STATED TASK >> Spot each line that carries the word "NaOH"; copy those lines.
┌─ RECORDS FOR THE EXERCISE
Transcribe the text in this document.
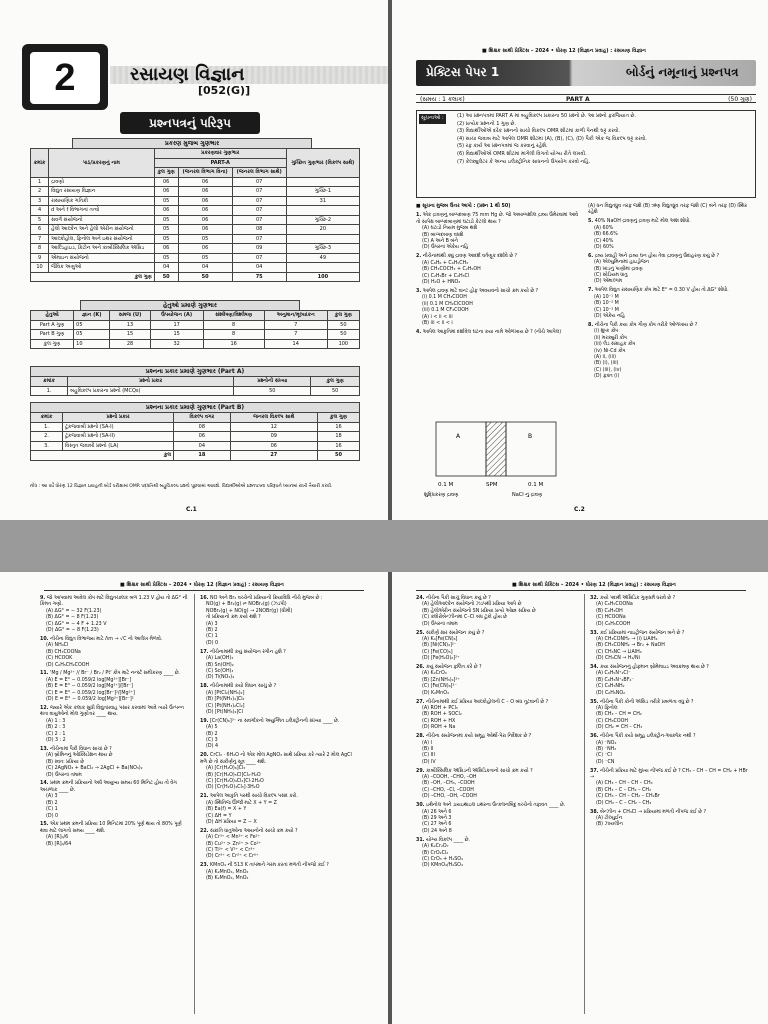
2	રસાયણ વિજ્ઞાન
[052(G)]
પ્રશ્નપત્રનું પરિરૂપ
પ્રકરણ મુજબ ગુણભાર
ક્રમાંક	પાઠ/પ્રકરણનું નામ	પ્રકરણવાર ગુણભાર			ગુચ્છિત ગુણભાર (વિકલ્પ સાથે)
		PART-A			
		કુલ ગુણ	(જનરલ વિભાગ વિના)	(જનરલ વિભાગ સાથે)	
1	દ્રાવણો	06	06	07	
2	વિદ્યુત રસાયણ વિજ્ઞાન	06	06	07	ગુચ્છિ-1
3	રાસાયણિક ગતિકી	05	06	07	31
4	d અને f વિભાગનાં તત્વો	06	06	07	
5	સવર્ગ સંયોજનો	05	06	07	ગુચ્છિ-2
6	હેલો આલ્કેન અને હેલો એરીન સંયોજનો	05	06	08	20
7	આલ્કોહોલ, ફિનોલ અને ઇથર સંયોજનો	05	05	07	
8	આલ્ડિહાઇડ, કિટોન અને કાર્બોક્સિલિક ઍસિડ	06	06	09	ગુચ્છિ-3
9	એમાઇન સંયોજનો	05	05	07	49
10	જૈવિક અણુઓ	04	04	04	
કુલ ગુણ		50	50	75	100
હેતુઓ પ્રમાણે ગુણભાર
હેતુઓ	જ્ઞાન (K)	સમજ (U)	ઉપયોજન (A)	સંશ્લેષણ/વિશ્લેષણ	અનુમાન/મૂલ્યાંકન	કુલ ગુણ
Part A ગુણ	05	13	17	8	7	50
Part B ગુણ	05	15	15	8	7	50
કુલ ગુણ	10	28	32	16	14	100
પ્રશ્નના પ્રકાર પ્રમાણે ગુણભાર (Part A)
ક્રમાંક	પ્રશ્નો પ્રકાર	પ્રશ્નોની સંખ્યા	કુલ ગુણ
1.	બહુવિકલ્પ પ્રકારના પ્રશ્નો (MCQs)	50	50
પ્રશ્નના પ્રકાર પ્રમાણે ગુણભાર (Part B)
ક્રમાંક	પ્રશ્નો પ્રકાર	વિકલ્પ વગર	જનરલ વિકલ્પ સાથે	કુલ ગુણ
1.	ટૂંકજવાબી પ્રશ્નો (SA-I)	08	12	16
2.	ટૂંકજવાબી પ્રશ્નો (SA-II)	06	09	18
3.	વિસ્તૃત જવાબી પ્રશ્નો (LA)	04	06	16
કુલ		18	27	50
નોંધ : આ વર્ષે ધોરણ 12 વિજ્ઞાન પ્રવાહની બોર્ડ પરીક્ષામાં OMR પદ્ધતિથી બહુવિકલ્પ પ્રશ્નો પૂછવામાં આવશે. વિદ્યાર્થીઓએ પ્રશ્નપત્રના પરિરૂપને ધ્યાનમાં રાખી તૈયારી કરવી.
C.1
■ શિક્ષક સાથી પ્રેક્ટિસ – 2024 • ધોરણ 12 (વિજ્ઞાન પ્રવાહ) : રસાયણ વિજ્ઞાન
પ્રેક્ટિસ પેપર 1	બોર્ડનું નમૂનાનું પ્રશ્નપત્ર
(સમય : 1 કલાક)	PART A	(50 ગુણ)
સૂચનાઓ :	(1) આ પ્રશ્નપત્રમાં PART A માં બહુવિકલ્પ પ્રકારના 50 પ્રશ્નો છે. આ પ્રશ્નો ફરજિયાત છે.
(2) પ્રત્યેક પ્રશ્નનો 1 ગુણ છે.
(3) વિદ્યાર્થીઓએ દરેક પ્રશ્નનો સાચો વિકલ્પ OMR શીટમાં કાળી પેનથી ઘટ્ટ કરવો.
(4) સાચા જવાબ માટે આપેલ OMR શીટમાં (A), (B), (C), (D) પૈકી એક જ વિકલ્પ ઘટ્ટ કરવો.
(5) રફ કાર્ય આ પ્રશ્નપત્રમાં જ કરવાનું રહેશે.
(6) વિદ્યાર્થીઓએ OMR શીટમાં માંગેલી વિગતો યોગ્ય રીતે લખવી.
(7) કેલ્ક્યુલેટર કે અન્ય ઇલેક્ટ્રોનિક સાધનનો ઉપયોગ કરવો નહિ.
■ સૂચના મુજબ ઉત્તર આપો : (પ્રશ્ન 1 થી 50)
1. એક દ્રાવણનું બાષ્પદબાણ 75 mm Hg છે. જો અબાષ્પશીલ દ્રાવ્ય ઉમેરવામાં આવે તો સાપેક્ષ બાષ્પદબાણમાં ઘટાડો કેટલો થાય ?
(A) ઘટાડો નિયમ મુજબ થશે
(B) બાષ્પદબાણ વધશે
(C) A અને B બંને
(D) ઉપરનાં એકેય નહિ
2. નીચેનામાંથી ક્યું દ્રાવણ આદર્શ વર્તણૂક દર્શાવે છે ?
(A) C₆H₆ + C₆H₅CH₃
(B) CH₃COCH₃ + C₂H₅OH
(C) C₂H₅Br + C₂H₅Cl
(D) H₂O + HNO₃
3. આપેલ દ્રાવણ માટે વાન્ટ હોફ અવયવનો સાચો ક્રમ કયો છે ?
(i) 0.1 M CH₃COOH
(ii) 0.1 M CH₂ClCOOH
(iii) 0.1 M CF₃COOH
(A) i < ii < iii
(B) iii < ii < i
4. આપેલ આકૃતિમાં દર્શાવેલ ઘટના કયા નામે ઓળખાય છે ? (નીચે આપેલ)
A	B
0.1 M	SPM	0.1 M
શુદ્ધિકરણ દ્રાવણ	NaCl નું દ્રાવણ
(A) ધન વિદ્યુતધ્રુવ તરફ જશે (B) ઋણ વિદ્યુતધ્રુવ તરફ જશે (C) બંને તરફ (D) સ્થિર રહેશે
5. 40% NaOH દ્રાવણનું દ્રાવણ માટે મોલ અંશ શોધો.
(A) 60%
(B) 66.6%
(C) 40%
(D) 60%
6. દ્રવ્ય પ્રવાહી અને દ્રાવ્ય ઘન હોય તેવા દ્રાવણનું ઉદાહરણ કયું છે ?
(A) એલ્યુમિનામાં હાઇડ્રોજન
(B) ખાંડનું પાણીમાં દ્રાવણ
(C) સોડિયમ ધાતુ
(D) એમાલ્ગમ
7. આપેલ વિદ્યુત રાસાયણિક કોષ માટે E° = 0.30 V હોય તો ΔG° શોધો.
(A) 10⁻¹ M
(B) 10⁻² M
(C) 10⁻³ M
(D) એકેય નહિ
8. નીચેના પૈકી કયા કોષ ગૌણ કોષ તરીકે ઓળખાય છે ?
(i) શુષ્ક કોષ
(ii) મરક્યુરી કોષ
(iii) લેડ સંગ્રાહક કોષ
(iv) Ni-Cd કોષ
(A) ii, (iii)
(B) (i), (iii)
(C) (iii), (iv)
(D) ફક્ત (i)
C.2
■ શિક્ષક સાથી પ્રેક્ટિસ – 2024 • ધોરણ 12 (વિજ્ઞાન પ્રવાહ) : રસાયણ વિજ્ઞાન
9. જો આપવામાં આવેલ કોષ માટે વિદ્યુતચાલક બળ 1.23 V હોય તો ΔG° ની કિંમત ગણો.
(A) ΔG° = − 32 F(1.23)
(B) ΔG° = − 8 F(1.23)
(C) ΔG° = − 4 F + 1.23 V
(D) ΔG° = − 8 F(1.23)
10. નીચેના વિદ્યુત વિભાજ્ય માટે Λm → √C નો આલેખ મેળવો.
(A) NH₄Cl
(B) CH₃COONa
(C) HCOOK
(D) C₆H₅CH₂COOH
11. 'Mg / Mg²⁺ // Br⁻ / Br₂ / Pt' કોષ માટે નર્ન્સ્ટ સમીકરણ ____ છે.
(A) E = E° − 0.059/2 log[Mg²⁺][Br⁻]
(B) E = E° − 0.059/2 log[Mg²⁺]/[Br⁻]
(C) E = E° − 0.059/2 log[Br⁻]²/[Mg²⁺]
(D) E = E° − 0.059/2 log[Mg²⁺][Br⁻]²
12. જ્યારે એક કલાક સુધી વિદ્યુતપ્રવાહ પસાર કરવામાં આવે ત્યારે ઉત્પન્ન થતા વાયુઓનો મોલ ગુણોત્તર ____ થાય.
(A) 1 : 3
(B) 2 : 3
(C) 2 : 1
(D) 3 : 2
13. નીચેનામાં પૈકી વિધાન સાચાં છે ?
(A) બ્રોમિનનું ઓક્સિડેશન થાય છે
(B) સ્વતઃ પ્રક્રિયા છે
(C) 2AgNO₃ + BaCl₂ → 2AgCl + Ba(NO₃)₂
(D) ઉપરનાં તમામ
14. પ્રથમ ક્રમની પ્રક્રિયાનો અર્ધ આયુષ્ય સમય 60 મિનિટ હોય તો વેગ અચળાંક ____ છે.
(A) 3
(B) 2
(C) 1
(D) 0
15. એક પ્રથમ ક્રમની પ્રક્રિયા 10 મિનિટમાં 20% પૂર્ણ થાય તો 80% પૂર્ણ થવા માટે લાગતો સમય ____ થશે.
(A) [R]₀/6
(B) [R]₀/64
16. NO અને Br₂ વચ્ચેની પ્રક્રિયાની ક્રિયાવિધિ નીચે મુજબ છે :
NO(g) + Br₂(g) ⇌ NOBr₂(g) (ઝડપી)
NOBr₂(g) + NO(g) → 2NOBr(g) (ધીમી)
તો પ્રક્રિયાનો ક્રમ કયો થશે ?
(A) 3
(B) 2
(C) 1
(D) 0
17. નીચેનામાંથી કયું સંયોજન રંગીન હશે ?
(A) La(OH)₃
(B) Sn(OH)₂
(C) Sc(OH)₃
(D) Ti(NO₃)₄
18. નીચેનામાંથી કયો વિધાન સાચું છે ?
(A) [PtCl₂(NH₃)₂]
(B) [Pt(NH₃)₄]Cl₂
(C) [Pt(NH₃)₂Cl₂]
(D) [Pt(NH₃)₄]Cl
19. [Cr(CN)₆]³⁻ ના સવર્ગાંકનો અયુગ્મિત ઇલેક્ટ્રોનની સંખ્યા ____ છે.
(A) 5
(B) 2
(C) 3
(D) 4
20. CrCl₃ · 6H₂O નો એક મોલ AgNO₃ સાથે પ્રક્રિયા કરે ત્યારે 2 મોલ AgCl મળે છે તો સંકીર્ણનું સૂત્ર ____ થશે.
(A) [Cr(H₂O)₆]Cl₃
(B) [Cr(H₂O)₅Cl]Cl₂·H₂O
(C) [Cr(H₂O)₄Cl₂]Cl·2H₂O
(D) [Cr(H₂O)₃Cl₃]·3H₂O
21. આપેલ આકૃતિ પરથી સાચો વિકલ્પ પસંદ કરો.
(A) સ્થિતિજ ઊર્જા માટે X + Y = Z
(B) Ea(f) = X + Y
(C) ΔH = Y
(D) ΔH પ્રક્રિયા = Z − X
22. સંક્રાંતિ ધાતુઓના આયનોનો સાચો ક્રમ કયો ?
(A) Cr³⁺ < Mn²⁺ < Fe²⁺
(B) Cu²⁺ > Zn²⁺ > Co²⁺
(C) Ti³⁺ < V³⁺ < Cr³⁺
(D) Cr³⁺ < Cr²⁺ < Cr⁶⁺
23. KMnO₄ ની 513 K તાપમાને ગરમ કરતાં મળતી નીપજો કઈ ?
(A) K₂MnO₄, MnO₂
(B) K₂MnO₄, MnO₂
■ શિક્ષક સાથી પ્રેક્ટિસ – 2024 • ધોરણ 12 (વિજ્ઞાન પ્રવાહ) : રસાયણ વિજ્ઞાન
24. નીચેના પૈકી સાચું વિધાન કયું છે ?
(A) હેલોઆલ્કેન સંયોજનો ઝડપથી પ્રક્રિયા આપે છે
(B) હેલોએરીન સંયોજનો SN પ્રક્રિયા પ્રત્યે ઓછા સક્રિય છે
(C) ક્લોરોબેન્ઝીનમાં C–Cl બંધ ટૂંકો હોય છે
(D) ઉપરનાં તમામ
25. સંકીર્ણ ક્ષાર સંયોજન કયું છે ?
(A) K₄[Fe(CN)₆]
(B) [Ni(CN)₄]²⁻
(C) [Fe(CO)₅]
(D) [Fe(H₂O)₆]²⁺
26. કયું સંયોજન ફલિત કરે છે ?
(A) K₂CrO₄
(B) [Zn(NH₃)₄]²⁺
(C) [Fe(CN)₆]³⁻
(D) K₂MnO₄
27. નીચેનામાંથી કઈ પ્રક્રિયા આલ્કોહોલની C – O બંધ તૂટવાની છે ?
(A) ROH + PCl₅
(B) ROH + SOCl₂
(C) ROH + HX
(D) ROH + Na
28. નીચેના સંયોજનમાં કયો સમૂહ ઓર્થો-પેરા નિર્દેશક છે ?
(A) I
(B) II
(C) III
(D) IV
29. કાર્બોક્સિલિક ઍસિડની ઍસિડિકતાનો સાચો ક્રમ કયો ?
(A) –COOH, –CHO, –OH
(B) –OH, –CH₃, –COOH
(C) –CHO, –Cl, –COOH
(D) –CHO, –OH, –COOH
30. ઇથેનોલ અને ડાયઇથાઇલ ઇથરના ઉત્કલનબિંદુ વચ્ચેનો તફાવત ____ છે.
(A) 26 અને 6
(B) 29 અને 3
(C) 27 અને 6
(D) 24 અને 8
31. યોગ્ય વિકલ્પ ____ છે.
(A) K₂Cr₂O₇
(B) CrO₂Cl₂
(C) CrO₃ + H₂SO₄
(D) KMnO₄/H₂SO₄
32. કયો પદાર્થ ઍસિડિક ગુણધર્મ ધરાવે છે ?
(A) C₆H₅COONa
(B) C₆H₅OH
(C) HCOONa
(D) C₆H₅COOH
33. કઈ પ્રક્રિયામાં નાઇટ્રોજન સંયોજન બને છે ?
(A) CH₃CONH₂ → (i) LiAlH₄
(B) CH₃CONH₂ → Br₂ + NaOH
(C) CH₃NC → LiAlH₄
(D) CH₃CN → H₂/Ni
34. કયા સંયોજનનું હોફમાન બ્રોમેમાઇડ અવક્રમણ થાય છે ?
(A) C₆H₅N⁺₂Cl⁻
(B) C₆H₅N⁺₂BF₄⁻
(C) C₆H₅NH₂
(D) C₆H₅NO₂
35. નીચેના પૈકી કોની ઍસિડ તરીકે પ્રબળતા વધુ છે ?
(A) ફિનોલ
(B) CH₃ – CH = CH₂
(C) CH₃COOH
(D) CH₂ = CH – CH₃
36. નીચેના પૈકી કયો સમૂહ ઇલેક્ટ્રોન-આકર્ષક નથી ?
(A) ⁻NO₂
(B) ⁻NH₂
(C) ⁻Cl
(D) ⁻CN
37. નીચેની પ્રક્રિયા માટે મુખ્ય નીપજ કઈ છે ? CH₃ – CH – CH = CH₂ + HBr →
(A) CH₃ – CH – CH – CH₃
(B) CH₃ – C – CH₂ – CH₃
(C) CH₃ – CH – CH₂ – CH₂Br
(D) CH₃ – C – CH₂ – CH₃
38. બેન્ઝીન + CH₃Cl → પ્રક્રિયામાં મળતી નીપજ કઈ છે ?
(A) ટોલ્યુઈન
(B) ઝાયલીન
└─
THE RESPONSE >>
5. 40% NaOH દ્રાવણનું દ્રાવણ માટે મોલ અંશ શોધો.
(B) CH₃CONH₂ → Br₂ + NaOH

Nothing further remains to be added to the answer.